### Problem description:
Tally the lines in the data that follows that include the word "amplitude", and report nothing but the total.

[Excerpt from a dataset]
★ ★ ★ ★

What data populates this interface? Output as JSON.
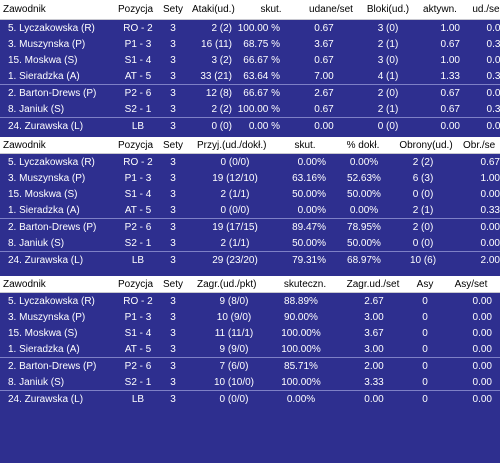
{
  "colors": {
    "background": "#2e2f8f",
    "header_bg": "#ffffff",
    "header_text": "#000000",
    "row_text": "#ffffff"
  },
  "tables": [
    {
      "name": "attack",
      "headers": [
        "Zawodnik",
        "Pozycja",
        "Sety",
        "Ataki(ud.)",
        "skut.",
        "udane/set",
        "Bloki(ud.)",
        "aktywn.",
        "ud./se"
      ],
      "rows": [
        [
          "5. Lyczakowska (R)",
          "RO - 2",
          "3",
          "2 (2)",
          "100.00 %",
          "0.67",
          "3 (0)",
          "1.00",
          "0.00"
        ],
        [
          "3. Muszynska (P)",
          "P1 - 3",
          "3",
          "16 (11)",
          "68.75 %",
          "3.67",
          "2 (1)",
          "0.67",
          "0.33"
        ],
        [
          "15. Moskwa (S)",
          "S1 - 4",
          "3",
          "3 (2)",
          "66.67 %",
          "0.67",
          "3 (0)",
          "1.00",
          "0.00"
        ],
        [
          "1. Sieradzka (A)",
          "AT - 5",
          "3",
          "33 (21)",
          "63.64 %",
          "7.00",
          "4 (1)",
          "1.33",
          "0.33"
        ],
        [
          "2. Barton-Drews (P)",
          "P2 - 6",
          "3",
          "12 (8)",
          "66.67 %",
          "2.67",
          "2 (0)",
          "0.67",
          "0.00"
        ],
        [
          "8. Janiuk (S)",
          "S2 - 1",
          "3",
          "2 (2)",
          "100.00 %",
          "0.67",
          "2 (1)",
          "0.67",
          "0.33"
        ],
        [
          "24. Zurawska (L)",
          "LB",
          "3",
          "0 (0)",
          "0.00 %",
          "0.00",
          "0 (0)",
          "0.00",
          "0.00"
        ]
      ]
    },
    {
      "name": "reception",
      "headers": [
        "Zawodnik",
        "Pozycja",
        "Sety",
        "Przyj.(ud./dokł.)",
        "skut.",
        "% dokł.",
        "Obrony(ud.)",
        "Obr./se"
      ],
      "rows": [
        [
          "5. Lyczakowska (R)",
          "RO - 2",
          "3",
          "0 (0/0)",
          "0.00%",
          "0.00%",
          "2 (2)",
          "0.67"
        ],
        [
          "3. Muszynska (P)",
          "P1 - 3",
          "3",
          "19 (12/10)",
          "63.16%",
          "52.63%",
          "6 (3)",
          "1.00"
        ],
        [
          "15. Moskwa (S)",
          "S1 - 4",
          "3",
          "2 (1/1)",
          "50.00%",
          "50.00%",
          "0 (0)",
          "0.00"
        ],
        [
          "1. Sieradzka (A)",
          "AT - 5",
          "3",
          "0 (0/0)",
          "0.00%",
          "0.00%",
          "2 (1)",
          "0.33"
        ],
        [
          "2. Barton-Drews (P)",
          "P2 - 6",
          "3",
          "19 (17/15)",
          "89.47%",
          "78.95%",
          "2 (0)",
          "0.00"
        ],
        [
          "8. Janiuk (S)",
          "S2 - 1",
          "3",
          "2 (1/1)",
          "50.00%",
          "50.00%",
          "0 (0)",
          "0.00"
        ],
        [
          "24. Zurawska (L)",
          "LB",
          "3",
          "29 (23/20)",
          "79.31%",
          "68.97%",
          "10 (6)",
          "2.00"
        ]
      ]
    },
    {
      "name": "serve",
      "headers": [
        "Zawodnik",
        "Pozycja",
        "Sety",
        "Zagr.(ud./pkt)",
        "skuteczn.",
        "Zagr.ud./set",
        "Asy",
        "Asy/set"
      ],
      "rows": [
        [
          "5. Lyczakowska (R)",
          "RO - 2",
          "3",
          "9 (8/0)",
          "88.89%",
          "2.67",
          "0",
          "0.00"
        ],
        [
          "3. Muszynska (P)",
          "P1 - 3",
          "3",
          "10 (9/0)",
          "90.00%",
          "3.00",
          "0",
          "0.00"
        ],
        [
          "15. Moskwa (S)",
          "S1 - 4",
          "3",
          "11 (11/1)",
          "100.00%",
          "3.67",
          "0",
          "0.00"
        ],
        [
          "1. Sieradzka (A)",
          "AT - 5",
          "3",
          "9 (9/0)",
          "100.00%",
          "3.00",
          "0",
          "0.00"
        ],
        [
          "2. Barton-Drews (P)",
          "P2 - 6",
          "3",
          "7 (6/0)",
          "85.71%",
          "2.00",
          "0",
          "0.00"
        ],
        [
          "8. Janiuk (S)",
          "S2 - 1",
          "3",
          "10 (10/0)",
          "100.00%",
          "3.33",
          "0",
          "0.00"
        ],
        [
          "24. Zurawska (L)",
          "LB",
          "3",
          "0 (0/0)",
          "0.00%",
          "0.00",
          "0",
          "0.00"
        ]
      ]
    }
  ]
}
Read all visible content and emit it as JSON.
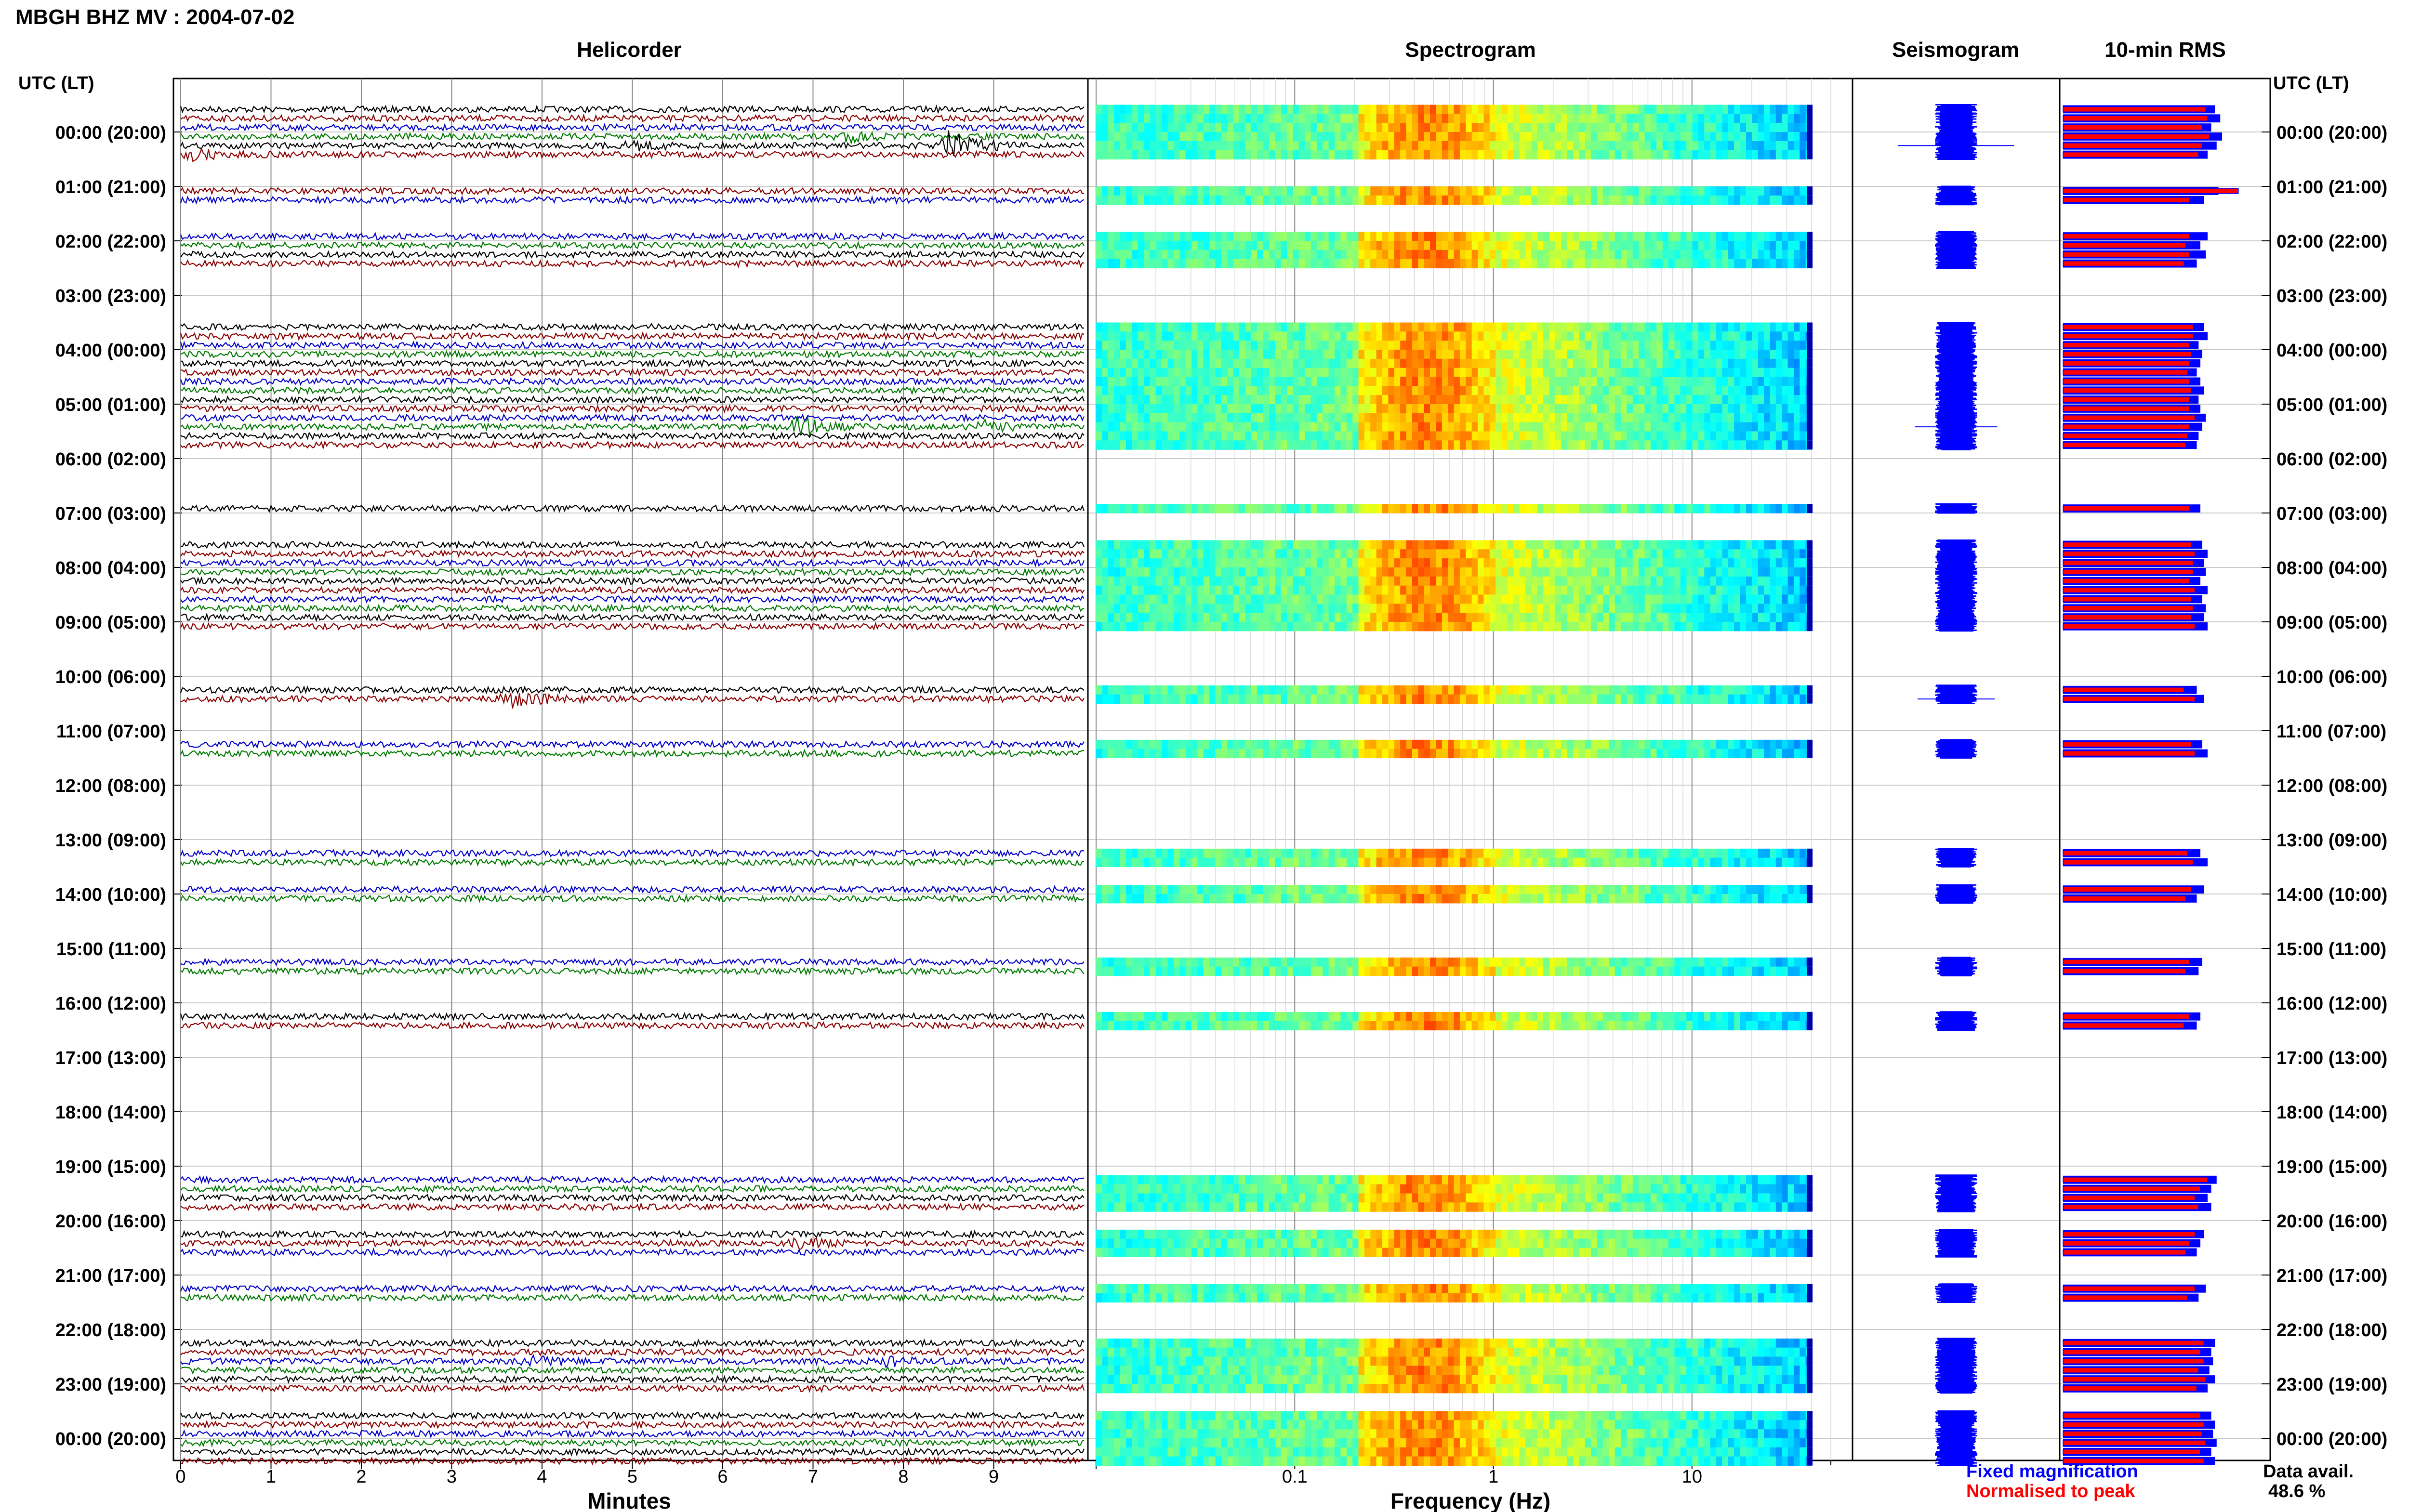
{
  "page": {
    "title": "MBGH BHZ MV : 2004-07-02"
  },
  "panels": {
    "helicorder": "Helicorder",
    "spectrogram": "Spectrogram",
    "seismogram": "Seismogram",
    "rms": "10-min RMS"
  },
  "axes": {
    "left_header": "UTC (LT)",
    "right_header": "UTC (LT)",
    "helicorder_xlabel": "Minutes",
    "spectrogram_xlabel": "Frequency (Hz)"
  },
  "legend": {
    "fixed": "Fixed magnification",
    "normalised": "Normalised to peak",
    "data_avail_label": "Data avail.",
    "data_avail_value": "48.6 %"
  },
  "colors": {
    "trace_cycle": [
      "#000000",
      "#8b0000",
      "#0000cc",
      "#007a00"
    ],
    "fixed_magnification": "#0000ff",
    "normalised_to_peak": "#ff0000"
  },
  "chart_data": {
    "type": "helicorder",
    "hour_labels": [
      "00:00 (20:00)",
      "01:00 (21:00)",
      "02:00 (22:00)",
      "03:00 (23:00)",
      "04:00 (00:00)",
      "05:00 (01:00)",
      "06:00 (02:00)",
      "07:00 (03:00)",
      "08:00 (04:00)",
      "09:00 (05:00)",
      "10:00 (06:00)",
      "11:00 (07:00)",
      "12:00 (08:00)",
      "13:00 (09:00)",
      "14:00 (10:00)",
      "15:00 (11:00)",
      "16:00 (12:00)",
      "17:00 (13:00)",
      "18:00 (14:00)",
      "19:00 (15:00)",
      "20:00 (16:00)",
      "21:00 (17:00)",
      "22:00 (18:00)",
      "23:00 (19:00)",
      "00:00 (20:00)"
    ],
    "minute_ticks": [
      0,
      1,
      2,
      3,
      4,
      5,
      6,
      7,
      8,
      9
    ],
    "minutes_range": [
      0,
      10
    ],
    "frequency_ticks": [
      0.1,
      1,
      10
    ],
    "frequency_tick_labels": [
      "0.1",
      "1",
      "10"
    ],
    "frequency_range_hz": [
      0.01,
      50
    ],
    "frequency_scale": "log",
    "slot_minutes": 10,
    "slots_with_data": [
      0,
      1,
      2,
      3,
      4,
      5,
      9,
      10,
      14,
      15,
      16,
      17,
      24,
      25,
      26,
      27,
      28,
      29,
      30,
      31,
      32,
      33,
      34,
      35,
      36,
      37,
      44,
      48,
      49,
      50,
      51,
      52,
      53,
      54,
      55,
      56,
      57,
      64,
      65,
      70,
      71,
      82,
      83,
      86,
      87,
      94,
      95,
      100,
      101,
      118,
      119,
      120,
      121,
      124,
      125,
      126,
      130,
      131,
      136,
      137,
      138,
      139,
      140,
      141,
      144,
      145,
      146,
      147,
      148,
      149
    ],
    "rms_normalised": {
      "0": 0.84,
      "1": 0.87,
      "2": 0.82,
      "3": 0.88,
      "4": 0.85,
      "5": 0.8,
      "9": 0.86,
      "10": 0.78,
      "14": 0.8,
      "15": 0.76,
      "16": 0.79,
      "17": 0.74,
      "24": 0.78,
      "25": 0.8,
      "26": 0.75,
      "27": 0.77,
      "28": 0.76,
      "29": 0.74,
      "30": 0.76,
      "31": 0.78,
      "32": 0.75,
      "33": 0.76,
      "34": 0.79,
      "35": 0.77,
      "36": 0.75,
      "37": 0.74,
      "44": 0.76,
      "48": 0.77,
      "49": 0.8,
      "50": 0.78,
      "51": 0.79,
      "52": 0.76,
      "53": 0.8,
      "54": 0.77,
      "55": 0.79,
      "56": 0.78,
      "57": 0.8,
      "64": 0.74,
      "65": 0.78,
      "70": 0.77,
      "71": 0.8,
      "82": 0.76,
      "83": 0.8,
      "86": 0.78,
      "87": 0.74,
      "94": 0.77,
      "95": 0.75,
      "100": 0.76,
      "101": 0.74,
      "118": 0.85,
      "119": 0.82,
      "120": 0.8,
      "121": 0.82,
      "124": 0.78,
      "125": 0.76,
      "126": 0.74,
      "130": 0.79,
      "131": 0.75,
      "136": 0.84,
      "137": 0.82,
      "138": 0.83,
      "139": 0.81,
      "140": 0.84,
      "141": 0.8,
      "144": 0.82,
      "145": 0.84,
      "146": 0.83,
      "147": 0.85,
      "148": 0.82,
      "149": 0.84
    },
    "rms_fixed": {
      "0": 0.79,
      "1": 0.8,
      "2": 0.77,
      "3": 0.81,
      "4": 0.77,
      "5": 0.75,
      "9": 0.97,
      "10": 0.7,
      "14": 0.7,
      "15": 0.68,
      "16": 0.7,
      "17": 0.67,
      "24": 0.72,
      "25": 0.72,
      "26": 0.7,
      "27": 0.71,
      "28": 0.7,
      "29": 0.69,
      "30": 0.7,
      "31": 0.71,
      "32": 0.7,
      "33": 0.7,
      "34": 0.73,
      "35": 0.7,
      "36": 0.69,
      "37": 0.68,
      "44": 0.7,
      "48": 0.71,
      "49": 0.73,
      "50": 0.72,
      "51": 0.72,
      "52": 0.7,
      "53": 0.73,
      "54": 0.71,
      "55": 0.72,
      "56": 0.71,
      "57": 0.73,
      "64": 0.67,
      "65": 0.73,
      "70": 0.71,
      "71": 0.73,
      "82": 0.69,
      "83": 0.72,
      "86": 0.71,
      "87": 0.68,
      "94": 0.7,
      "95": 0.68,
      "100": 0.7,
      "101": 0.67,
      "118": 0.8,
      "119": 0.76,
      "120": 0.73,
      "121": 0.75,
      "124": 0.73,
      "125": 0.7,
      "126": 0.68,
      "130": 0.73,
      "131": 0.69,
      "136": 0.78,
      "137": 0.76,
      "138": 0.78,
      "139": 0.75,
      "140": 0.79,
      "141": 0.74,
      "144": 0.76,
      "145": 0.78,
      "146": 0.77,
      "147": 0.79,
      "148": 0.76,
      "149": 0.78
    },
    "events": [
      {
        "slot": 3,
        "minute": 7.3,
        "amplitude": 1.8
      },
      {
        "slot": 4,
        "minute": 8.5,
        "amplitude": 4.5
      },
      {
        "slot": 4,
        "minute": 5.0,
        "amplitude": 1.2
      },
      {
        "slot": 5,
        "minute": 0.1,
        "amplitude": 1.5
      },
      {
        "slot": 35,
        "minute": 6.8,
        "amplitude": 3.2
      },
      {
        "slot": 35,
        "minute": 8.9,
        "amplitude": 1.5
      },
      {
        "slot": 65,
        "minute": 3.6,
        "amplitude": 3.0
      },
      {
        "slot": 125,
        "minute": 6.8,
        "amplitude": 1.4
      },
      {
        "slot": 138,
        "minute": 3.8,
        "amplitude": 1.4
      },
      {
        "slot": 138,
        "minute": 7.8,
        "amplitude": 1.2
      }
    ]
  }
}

★ ★ ★ ★

### Response for this exercise:
10